(Extracted records)
---

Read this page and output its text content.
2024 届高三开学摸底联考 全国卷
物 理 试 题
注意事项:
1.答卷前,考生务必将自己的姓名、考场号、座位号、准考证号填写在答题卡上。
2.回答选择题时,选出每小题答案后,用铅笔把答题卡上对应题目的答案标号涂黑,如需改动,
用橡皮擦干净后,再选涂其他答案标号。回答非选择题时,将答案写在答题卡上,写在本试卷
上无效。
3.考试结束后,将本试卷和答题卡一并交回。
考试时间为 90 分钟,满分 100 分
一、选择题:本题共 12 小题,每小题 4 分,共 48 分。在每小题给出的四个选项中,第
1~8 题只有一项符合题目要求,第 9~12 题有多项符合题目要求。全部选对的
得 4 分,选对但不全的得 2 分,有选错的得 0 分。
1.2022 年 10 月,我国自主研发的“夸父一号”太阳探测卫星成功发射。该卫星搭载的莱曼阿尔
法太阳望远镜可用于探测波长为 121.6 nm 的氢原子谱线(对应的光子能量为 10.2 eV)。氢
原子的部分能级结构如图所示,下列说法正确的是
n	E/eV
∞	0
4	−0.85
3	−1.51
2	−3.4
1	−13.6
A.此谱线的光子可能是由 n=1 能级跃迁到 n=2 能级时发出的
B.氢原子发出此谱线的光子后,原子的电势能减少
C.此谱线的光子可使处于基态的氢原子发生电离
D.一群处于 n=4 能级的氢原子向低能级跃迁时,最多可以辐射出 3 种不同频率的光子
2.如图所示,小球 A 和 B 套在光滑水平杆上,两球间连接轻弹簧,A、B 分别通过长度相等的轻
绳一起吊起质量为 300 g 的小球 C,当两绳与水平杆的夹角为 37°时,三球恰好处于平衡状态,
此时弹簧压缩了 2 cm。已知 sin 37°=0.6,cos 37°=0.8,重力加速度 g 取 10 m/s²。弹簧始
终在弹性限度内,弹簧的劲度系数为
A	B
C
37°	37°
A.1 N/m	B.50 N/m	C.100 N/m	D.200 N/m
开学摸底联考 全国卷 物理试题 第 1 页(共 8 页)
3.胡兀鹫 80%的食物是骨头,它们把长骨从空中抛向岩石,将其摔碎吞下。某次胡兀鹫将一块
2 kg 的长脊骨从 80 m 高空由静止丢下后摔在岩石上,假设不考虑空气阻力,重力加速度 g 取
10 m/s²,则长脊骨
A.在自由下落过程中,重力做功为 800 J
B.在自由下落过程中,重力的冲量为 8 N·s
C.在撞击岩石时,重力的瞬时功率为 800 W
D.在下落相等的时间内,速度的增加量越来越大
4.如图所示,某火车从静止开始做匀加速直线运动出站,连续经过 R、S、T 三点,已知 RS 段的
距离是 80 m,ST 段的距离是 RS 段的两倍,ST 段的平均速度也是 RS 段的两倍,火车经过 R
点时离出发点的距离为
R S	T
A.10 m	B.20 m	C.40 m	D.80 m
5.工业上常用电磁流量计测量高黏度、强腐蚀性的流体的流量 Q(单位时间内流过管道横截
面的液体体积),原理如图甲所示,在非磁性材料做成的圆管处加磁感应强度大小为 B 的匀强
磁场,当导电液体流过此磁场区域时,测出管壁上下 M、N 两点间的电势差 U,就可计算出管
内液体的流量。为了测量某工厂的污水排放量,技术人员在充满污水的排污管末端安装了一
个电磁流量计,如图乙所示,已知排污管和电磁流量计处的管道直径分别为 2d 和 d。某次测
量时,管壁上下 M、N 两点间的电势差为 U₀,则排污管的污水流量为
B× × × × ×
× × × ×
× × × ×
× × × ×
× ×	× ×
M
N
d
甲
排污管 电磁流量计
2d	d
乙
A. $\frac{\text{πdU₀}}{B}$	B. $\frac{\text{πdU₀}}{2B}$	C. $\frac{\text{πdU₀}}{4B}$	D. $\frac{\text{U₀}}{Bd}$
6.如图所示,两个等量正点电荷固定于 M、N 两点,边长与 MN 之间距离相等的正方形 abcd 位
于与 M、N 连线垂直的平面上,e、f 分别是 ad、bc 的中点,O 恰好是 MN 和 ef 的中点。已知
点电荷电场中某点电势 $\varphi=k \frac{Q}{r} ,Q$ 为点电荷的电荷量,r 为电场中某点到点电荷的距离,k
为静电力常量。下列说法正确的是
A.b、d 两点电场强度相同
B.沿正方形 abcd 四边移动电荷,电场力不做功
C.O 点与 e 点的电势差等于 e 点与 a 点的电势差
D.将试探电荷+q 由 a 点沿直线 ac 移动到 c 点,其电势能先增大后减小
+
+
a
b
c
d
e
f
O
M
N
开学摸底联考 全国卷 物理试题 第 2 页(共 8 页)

---

▶ Work to do
Reproduce the data in full, exactly as presented.

▶ Answer to the problem
Read this page and output its text content.
2024 届高三开学摸底联考 全国卷
物 理 试 题
注意事项:
1.答卷前,考生务必将自己的姓名、考场号、座位号、准考证号填写在答题卡上。
2.回答选择题时,选出每小题答案后,用铅笔把答题卡上对应题目的答案标号涂黑,如需改动,
用橡皮擦干净后,再选涂其他答案标号。回答非选择题时,将答案写在答题卡上,写在本试卷
上无效。
3.考试结束后,将本试卷和答题卡一并交回。
考试时间为 90 分钟,满分 100 分
一、选择题:本题共 12 小题,每小题 4 分,共 48 分。在每小题给出的四个选项中,第
1~8 题只有一项符合题目要求,第 9~12 题有多项符合题目要求。全部选对的
得 4 分,选对但不全的得 2 分,有选错的得 0 分。
1.2022 年 10 月,我国自主研发的“夸父一号”太阳探测卫星成功发射。该卫星搭载的莱曼阿尔
法太阳望远镜可用于探测波长为 121.6 nm 的氢原子谱线(对应的光子能量为 10.2 eV)。氢
原子的部分能级结构如图所示,下列说法正确的是
n	E/eV
∞	0
4	−0.85
3	−1.51
2	−3.4
1	−13.6
A.此谱线的光子可能是由 n=1 能级跃迁到 n=2 能级时发出的
B.氢原子发出此谱线的光子后,原子的电势能减少
C.此谱线的光子可使处于基态的氢原子发生电离
D.一群处于 n=4 能级的氢原子向低能级跃迁时,最多可以辐射出 3 种不同频率的光子
2.如图所示,小球 A 和 B 套在光滑水平杆上,两球间连接轻弹簧,A、B 分别通过长度相等的轻
绳一起吊起质量为 300 g 的小球 C,当两绳与水平杆的夹角为 37°时,三球恰好处于平衡状态,
此时弹簧压缩了 2 cm。已知 sin 37°=0.6,cos 37°=0.8,重力加速度 g 取 10 m/s²。弹簧始
终在弹性限度内,弹簧的劲度系数为
A	B
C
37°	37°
A.1 N/m	B.50 N/m	C.100 N/m	D.200 N/m
开学摸底联考 全国卷 物理试题 第 1 页(共 8 页)
3.胡兀鹫 80%的食物是骨头,它们把长骨从空中抛向岩石,将其摔碎吞下。某次胡兀鹫将一块
2 kg 的长脊骨从 80 m 高空由静止丢下后摔在岩石上,假设不考虑空气阻力,重力加速度 g 取
10 m/s²,则长脊骨
A.在自由下落过程中,重力做功为 800 J
B.在自由下落过程中,重力的冲量为 8 N·s
C.在撞击岩石时,重力的瞬时功率为 800 W
D.在下落相等的时间内,速度的增加量越来越大
4.如图所示,某火车从静止开始做匀加速直线运动出站,连续经过 R、S、T 三点,已知 RS 段的
距离是 80 m,ST 段的距离是 RS 段的两倍,ST 段的平均速度也是 RS 段的两倍,火车经过 R
点时离出发点的距离为
R S	T
A.10 m	B.20 m	C.40 m	D.80 m
5.工业上常用电磁流量计测量高黏度、强腐蚀性的流体的流量 Q(单位时间内流过管道横截
面的液体体积),原理如图甲所示,在非磁性材料做成的圆管处加磁感应强度大小为 B 的匀强
磁场,当导电液体流过此磁场区域时,测出管壁上下 M、N 两点间的电势差 U,就可计算出管
内液体的流量。为了测量某工厂的污水排放量,技术人员在充满污水的排污管末端安装了一
个电磁流量计,如图乙所示,已知排污管和电磁流量计处的管道直径分别为 2d 和 d。某次测
量时,管壁上下 M、N 两点间的电势差为 U₀,则排污管的污水流量为
B× × × × ×
× × × ×
× × × ×
× × × ×
× ×	× ×
M
N
d
甲
排污管 电磁流量计
2d	d
乙
A. $\frac{\text{πdU₀}}{B}$	B. $\frac{\text{πdU₀}}{2B}$	C. $\frac{\text{πdU₀}}{4B}$	D. $\frac{\text{U₀}}{Bd}$
6.如图所示,两个等量正点电荷固定于 M、N 两点,边长与 MN 之间距离相等的正方形 abcd 位
于与 M、N 连线垂直的平面上,e、f 分别是 ad、bc 的中点,O 恰好是 MN 和 ef 的中点。已知
点电荷电场中某点电势 $\varphi=k \frac{Q}{r} ,Q$ 为点电荷的电荷量,r 为电场中某点到点电荷的距离,k
为静电力常量。下列说法正确的是
A.b、d 两点电场强度相同
B.沿正方形 abcd 四边移动电荷,电场力不做功
C.O 点与 e 点的电势差等于 e 点与 a 点的电势差
D.将试探电荷+q 由 a 点沿直线 ac 移动到 c 点,其电势能先增大后减小
+
+
a
b
c
d
e
f
O
M
N
开学摸底联考 全国卷 物理试题 第 2 页(共 8 页)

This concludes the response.